### PROBLEM TO SOLVE
Set down every entry exactly as it was written.

### EXERCISE INPUTS
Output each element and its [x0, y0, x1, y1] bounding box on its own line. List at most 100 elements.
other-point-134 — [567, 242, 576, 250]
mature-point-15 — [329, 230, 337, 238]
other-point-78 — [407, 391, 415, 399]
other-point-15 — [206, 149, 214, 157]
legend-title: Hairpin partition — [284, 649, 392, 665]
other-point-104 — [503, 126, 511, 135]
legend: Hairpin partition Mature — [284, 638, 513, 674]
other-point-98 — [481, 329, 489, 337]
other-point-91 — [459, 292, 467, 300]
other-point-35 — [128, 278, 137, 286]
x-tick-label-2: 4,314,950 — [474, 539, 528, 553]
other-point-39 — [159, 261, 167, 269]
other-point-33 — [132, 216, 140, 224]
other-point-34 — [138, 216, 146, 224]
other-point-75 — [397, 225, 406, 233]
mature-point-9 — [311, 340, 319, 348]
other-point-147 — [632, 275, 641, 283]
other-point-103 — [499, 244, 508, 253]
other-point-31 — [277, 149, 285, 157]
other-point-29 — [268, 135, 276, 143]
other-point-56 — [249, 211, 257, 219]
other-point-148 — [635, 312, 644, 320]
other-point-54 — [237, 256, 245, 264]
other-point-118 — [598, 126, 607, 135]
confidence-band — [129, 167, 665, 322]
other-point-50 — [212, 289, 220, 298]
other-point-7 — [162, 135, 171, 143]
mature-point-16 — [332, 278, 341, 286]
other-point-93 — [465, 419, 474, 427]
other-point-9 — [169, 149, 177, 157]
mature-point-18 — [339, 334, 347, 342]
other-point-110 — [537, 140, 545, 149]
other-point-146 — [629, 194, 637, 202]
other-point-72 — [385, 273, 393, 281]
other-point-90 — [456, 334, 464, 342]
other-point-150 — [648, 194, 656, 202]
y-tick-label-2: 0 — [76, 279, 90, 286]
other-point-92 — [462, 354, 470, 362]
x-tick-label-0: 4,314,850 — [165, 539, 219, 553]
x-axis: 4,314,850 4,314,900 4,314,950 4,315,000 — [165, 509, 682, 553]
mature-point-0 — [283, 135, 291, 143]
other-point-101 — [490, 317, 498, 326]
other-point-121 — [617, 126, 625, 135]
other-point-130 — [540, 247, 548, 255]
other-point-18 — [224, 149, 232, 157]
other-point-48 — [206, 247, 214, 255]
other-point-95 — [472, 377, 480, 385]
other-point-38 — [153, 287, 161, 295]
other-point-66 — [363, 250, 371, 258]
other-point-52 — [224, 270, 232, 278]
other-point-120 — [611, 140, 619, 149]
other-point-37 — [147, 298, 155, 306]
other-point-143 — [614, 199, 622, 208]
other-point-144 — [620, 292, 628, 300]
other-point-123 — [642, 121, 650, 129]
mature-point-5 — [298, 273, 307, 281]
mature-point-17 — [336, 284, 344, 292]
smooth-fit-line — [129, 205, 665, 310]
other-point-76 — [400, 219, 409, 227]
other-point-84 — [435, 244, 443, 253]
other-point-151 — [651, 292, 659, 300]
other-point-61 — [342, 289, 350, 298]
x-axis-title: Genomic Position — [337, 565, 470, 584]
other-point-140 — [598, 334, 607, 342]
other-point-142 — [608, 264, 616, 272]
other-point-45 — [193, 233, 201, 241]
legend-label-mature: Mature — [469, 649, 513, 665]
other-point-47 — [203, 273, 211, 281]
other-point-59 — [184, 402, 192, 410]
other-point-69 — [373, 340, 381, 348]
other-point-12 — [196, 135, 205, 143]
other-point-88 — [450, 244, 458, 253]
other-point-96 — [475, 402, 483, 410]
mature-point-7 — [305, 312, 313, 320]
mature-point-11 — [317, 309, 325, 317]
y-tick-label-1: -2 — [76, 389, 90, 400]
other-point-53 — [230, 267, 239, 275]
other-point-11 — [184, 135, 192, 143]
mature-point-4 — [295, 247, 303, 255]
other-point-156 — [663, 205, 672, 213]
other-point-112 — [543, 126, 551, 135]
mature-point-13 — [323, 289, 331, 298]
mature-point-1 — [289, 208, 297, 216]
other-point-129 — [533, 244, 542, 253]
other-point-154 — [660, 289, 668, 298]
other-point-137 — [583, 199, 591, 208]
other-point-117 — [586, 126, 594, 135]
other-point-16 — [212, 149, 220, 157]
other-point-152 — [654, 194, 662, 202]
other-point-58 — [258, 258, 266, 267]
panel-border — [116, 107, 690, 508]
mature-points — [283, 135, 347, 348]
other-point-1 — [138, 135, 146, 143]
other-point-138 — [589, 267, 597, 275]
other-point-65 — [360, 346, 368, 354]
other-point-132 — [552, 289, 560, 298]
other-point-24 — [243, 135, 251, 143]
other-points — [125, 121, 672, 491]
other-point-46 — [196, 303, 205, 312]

### TASK ANSWER
Output each element and its [x0, y0, x1, y1] bounding box on its own line. List at most 100 elements.
other-point-134 — [567, 242, 576, 250]
mature-point-15 — [329, 230, 337, 238]
other-point-78 — [407, 391, 415, 399]
other-point-15 — [206, 149, 214, 157]
legend-title: Hairpin partition — [284, 649, 392, 665]
other-point-104 — [503, 126, 511, 135]
legend: Hairpin partition Mature — [284, 638, 513, 674]
other-point-98 — [481, 329, 489, 337]
other-point-91 — [459, 292, 467, 300]
other-point-35 — [128, 278, 137, 286]
x-tick-label-2: 4,314,950 — [474, 539, 528, 553]
other-point-39 — [159, 261, 167, 269]
other-point-33 — [132, 216, 140, 224]
other-point-34 — [138, 216, 146, 224]
other-point-75 — [397, 225, 406, 233]
mature-point-9 — [311, 340, 319, 348]
other-point-147 — [632, 275, 641, 283]
other-point-103 — [499, 244, 508, 253]
other-point-31 — [277, 149, 285, 157]
other-point-29 — [268, 135, 276, 143]
other-point-56 — [249, 211, 257, 219]
other-point-148 — [635, 312, 644, 320]
other-point-54 — [237, 256, 245, 264]
other-point-118 — [598, 126, 607, 135]
confidence-band — [129, 167, 665, 322]
other-point-50 — [212, 289, 220, 298]
other-point-7 — [162, 135, 171, 143]
mature-point-16 — [332, 278, 341, 286]
other-point-93 — [465, 419, 474, 427]
other-point-9 — [169, 149, 177, 157]
mature-point-18 — [339, 334, 347, 342]
other-point-110 — [537, 140, 545, 149]
other-point-146 — [629, 194, 637, 202]
other-point-72 — [385, 273, 393, 281]
other-point-90 — [456, 334, 464, 342]
other-point-150 — [648, 194, 656, 202]
y-tick-label-2: 0 — [76, 279, 90, 286]
other-point-92 — [462, 354, 470, 362]
x-tick-label-0: 4,314,850 — [165, 539, 219, 553]
x-axis: 4,314,850 4,314,900 4,314,950 4,315,000 — [165, 509, 682, 553]
mature-point-0 — [283, 135, 291, 143]
other-point-101 — [490, 317, 498, 326]
other-point-121 — [617, 126, 625, 135]
other-point-130 — [540, 247, 548, 255]
other-point-18 — [224, 149, 232, 157]
other-point-48 — [206, 247, 214, 255]
other-point-95 — [472, 377, 480, 385]
other-point-38 — [153, 287, 161, 295]
other-point-66 — [363, 250, 371, 258]
other-point-52 — [224, 270, 232, 278]
other-point-120 — [611, 140, 619, 149]
other-point-37 — [147, 298, 155, 306]
other-point-143 — [614, 199, 622, 208]
other-point-144 — [620, 292, 628, 300]
other-point-123 — [642, 121, 650, 129]
mature-point-5 — [298, 273, 307, 281]
mature-point-17 — [336, 284, 344, 292]
smooth-fit-line — [129, 205, 665, 310]
other-point-76 — [400, 219, 409, 227]
other-point-84 — [435, 244, 443, 253]
other-point-151 — [651, 292, 659, 300]
other-point-61 — [342, 289, 350, 298]
x-axis-title: Genomic Position — [337, 565, 470, 584]
other-point-140 — [598, 334, 607, 342]
other-point-142 — [608, 264, 616, 272]
other-point-45 — [193, 233, 201, 241]
legend-label-mature: Mature — [469, 649, 513, 665]
other-point-47 — [203, 273, 211, 281]
other-point-59 — [184, 402, 192, 410]
other-point-69 — [373, 340, 381, 348]
other-point-12 — [196, 135, 205, 143]
other-point-88 — [450, 244, 458, 253]
other-point-96 — [475, 402, 483, 410]
mature-point-7 — [305, 312, 313, 320]
mature-point-11 — [317, 309, 325, 317]
y-tick-label-1: -2 — [76, 389, 90, 400]
other-point-53 — [230, 267, 239, 275]
other-point-11 — [184, 135, 192, 143]
mature-point-4 — [295, 247, 303, 255]
other-point-156 — [663, 205, 672, 213]
other-point-112 — [543, 126, 551, 135]
mature-point-13 — [323, 289, 331, 298]
mature-point-1 — [289, 208, 297, 216]
other-point-129 — [533, 244, 542, 253]
other-point-154 — [660, 289, 668, 298]
other-point-137 — [583, 199, 591, 208]
other-point-117 — [586, 126, 594, 135]
other-point-16 — [212, 149, 220, 157]
other-point-152 — [654, 194, 662, 202]
other-point-58 — [258, 258, 266, 267]
panel-border — [116, 107, 690, 508]
mature-points — [283, 135, 347, 348]
other-point-1 — [138, 135, 146, 143]
other-point-138 — [589, 267, 597, 275]
other-point-65 — [360, 346, 368, 354]
other-point-132 — [552, 289, 560, 298]
other-point-24 — [243, 135, 251, 143]
other-points — [125, 121, 672, 491]
other-point-46 — [196, 303, 205, 312]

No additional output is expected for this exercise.